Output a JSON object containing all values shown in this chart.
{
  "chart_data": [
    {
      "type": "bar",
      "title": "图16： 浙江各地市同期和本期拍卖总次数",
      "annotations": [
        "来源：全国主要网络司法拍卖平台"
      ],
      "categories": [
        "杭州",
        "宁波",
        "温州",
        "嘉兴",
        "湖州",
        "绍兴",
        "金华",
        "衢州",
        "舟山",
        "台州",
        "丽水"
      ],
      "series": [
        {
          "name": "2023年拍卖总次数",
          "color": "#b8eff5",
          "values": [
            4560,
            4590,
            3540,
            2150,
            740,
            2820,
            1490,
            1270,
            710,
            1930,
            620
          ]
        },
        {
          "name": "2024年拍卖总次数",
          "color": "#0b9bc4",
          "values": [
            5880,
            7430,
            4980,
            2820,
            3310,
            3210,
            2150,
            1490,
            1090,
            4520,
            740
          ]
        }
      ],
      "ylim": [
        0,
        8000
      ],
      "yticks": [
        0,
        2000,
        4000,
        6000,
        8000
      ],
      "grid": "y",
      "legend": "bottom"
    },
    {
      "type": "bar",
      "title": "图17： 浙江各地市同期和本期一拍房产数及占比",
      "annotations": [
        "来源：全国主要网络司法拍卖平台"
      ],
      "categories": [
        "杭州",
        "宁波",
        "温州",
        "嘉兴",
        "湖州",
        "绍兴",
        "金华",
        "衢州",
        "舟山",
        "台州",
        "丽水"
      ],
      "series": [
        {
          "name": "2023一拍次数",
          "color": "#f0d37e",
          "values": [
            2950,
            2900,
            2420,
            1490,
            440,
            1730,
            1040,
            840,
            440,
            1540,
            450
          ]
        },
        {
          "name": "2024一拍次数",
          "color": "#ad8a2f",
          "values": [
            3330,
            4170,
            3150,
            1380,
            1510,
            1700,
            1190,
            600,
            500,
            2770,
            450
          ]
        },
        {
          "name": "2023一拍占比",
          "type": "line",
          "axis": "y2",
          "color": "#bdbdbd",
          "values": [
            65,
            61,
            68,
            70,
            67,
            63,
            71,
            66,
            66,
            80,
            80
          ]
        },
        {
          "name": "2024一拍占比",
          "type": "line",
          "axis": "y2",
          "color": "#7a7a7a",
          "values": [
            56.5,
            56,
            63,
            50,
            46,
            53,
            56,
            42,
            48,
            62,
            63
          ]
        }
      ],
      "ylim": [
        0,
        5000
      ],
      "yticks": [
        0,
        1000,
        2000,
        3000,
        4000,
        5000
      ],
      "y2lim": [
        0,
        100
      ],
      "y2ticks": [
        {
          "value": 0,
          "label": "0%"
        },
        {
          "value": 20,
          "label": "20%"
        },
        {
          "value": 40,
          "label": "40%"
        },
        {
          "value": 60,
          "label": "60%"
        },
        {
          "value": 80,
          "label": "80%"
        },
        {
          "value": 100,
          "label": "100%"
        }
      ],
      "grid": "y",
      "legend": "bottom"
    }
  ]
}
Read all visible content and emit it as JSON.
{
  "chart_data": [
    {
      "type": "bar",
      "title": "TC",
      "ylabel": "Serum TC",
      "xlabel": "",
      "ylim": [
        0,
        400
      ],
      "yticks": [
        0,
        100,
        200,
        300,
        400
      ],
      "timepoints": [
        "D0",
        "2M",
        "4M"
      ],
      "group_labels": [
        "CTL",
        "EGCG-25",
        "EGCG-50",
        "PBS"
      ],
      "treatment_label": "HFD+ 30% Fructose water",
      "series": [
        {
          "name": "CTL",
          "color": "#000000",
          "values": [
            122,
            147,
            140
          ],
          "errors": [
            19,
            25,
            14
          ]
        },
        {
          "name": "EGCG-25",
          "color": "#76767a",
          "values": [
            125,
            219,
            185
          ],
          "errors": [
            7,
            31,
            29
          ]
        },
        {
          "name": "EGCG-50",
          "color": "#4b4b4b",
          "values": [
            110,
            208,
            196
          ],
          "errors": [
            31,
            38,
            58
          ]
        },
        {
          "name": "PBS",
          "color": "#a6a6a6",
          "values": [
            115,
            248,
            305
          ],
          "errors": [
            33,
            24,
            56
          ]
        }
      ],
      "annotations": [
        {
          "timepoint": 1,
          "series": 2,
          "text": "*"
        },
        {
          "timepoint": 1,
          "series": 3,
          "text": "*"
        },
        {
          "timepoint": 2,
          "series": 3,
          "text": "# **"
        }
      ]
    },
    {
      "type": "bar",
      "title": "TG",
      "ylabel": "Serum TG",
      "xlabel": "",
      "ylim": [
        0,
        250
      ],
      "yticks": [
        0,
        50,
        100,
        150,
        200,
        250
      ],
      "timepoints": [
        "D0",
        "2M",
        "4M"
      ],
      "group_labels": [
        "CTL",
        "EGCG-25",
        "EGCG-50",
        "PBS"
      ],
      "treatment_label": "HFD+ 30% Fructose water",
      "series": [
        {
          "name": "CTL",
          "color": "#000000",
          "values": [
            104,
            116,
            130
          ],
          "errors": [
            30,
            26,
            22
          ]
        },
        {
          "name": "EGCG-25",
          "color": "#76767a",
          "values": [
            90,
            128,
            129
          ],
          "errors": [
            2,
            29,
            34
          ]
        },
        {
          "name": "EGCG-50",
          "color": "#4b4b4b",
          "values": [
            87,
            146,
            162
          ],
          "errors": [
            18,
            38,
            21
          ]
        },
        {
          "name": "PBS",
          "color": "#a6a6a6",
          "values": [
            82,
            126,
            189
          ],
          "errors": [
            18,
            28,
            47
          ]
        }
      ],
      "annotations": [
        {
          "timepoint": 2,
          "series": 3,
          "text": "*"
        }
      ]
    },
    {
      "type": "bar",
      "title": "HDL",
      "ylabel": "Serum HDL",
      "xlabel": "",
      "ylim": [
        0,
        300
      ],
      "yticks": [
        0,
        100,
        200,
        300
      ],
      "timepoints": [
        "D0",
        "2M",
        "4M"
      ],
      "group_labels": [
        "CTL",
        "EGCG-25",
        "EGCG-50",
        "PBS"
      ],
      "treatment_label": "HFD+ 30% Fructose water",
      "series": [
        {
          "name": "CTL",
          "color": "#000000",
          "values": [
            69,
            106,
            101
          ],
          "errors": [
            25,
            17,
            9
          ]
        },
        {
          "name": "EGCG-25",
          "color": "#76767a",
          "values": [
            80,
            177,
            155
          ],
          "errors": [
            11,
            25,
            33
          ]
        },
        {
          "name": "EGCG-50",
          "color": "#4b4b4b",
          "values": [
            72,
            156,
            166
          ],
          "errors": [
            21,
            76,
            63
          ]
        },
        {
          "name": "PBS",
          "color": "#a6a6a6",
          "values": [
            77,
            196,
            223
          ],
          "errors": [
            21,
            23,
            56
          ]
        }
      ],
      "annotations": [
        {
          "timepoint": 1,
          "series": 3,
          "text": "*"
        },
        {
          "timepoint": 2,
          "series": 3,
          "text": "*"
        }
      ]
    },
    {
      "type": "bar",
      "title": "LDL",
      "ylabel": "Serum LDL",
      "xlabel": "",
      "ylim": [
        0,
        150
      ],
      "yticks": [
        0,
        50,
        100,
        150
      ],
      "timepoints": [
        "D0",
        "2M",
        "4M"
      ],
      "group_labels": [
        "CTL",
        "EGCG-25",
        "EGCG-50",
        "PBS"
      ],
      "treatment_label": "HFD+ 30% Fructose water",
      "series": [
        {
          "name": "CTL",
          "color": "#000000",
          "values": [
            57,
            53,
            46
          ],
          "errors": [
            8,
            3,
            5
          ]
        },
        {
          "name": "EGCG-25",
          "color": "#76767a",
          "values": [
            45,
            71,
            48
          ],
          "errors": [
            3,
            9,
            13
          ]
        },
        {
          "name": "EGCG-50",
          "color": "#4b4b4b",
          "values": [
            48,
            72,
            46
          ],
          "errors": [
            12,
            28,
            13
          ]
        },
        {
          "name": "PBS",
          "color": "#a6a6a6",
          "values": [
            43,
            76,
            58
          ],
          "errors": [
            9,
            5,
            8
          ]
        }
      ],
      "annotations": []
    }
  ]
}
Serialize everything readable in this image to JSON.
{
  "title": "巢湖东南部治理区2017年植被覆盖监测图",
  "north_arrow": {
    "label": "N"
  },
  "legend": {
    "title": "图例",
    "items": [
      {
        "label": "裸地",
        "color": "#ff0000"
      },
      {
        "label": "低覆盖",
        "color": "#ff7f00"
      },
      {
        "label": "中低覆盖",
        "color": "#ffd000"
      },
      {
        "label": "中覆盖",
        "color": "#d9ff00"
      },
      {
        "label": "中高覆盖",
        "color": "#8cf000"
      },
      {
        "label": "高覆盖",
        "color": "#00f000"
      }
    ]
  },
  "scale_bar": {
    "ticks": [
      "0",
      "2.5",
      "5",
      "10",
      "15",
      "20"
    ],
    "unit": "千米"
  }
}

━━━━━━━━━━━━━━━━━━━━

## SHORT EXERCISE
Leave out every line without the string "JSON" and copy the rest.

## WRITTEN REPLY
Output a JSON object containing all values shown in this chart.
Read all visible content and emit it as JSON.
Serialize everything readable in this image to JSON.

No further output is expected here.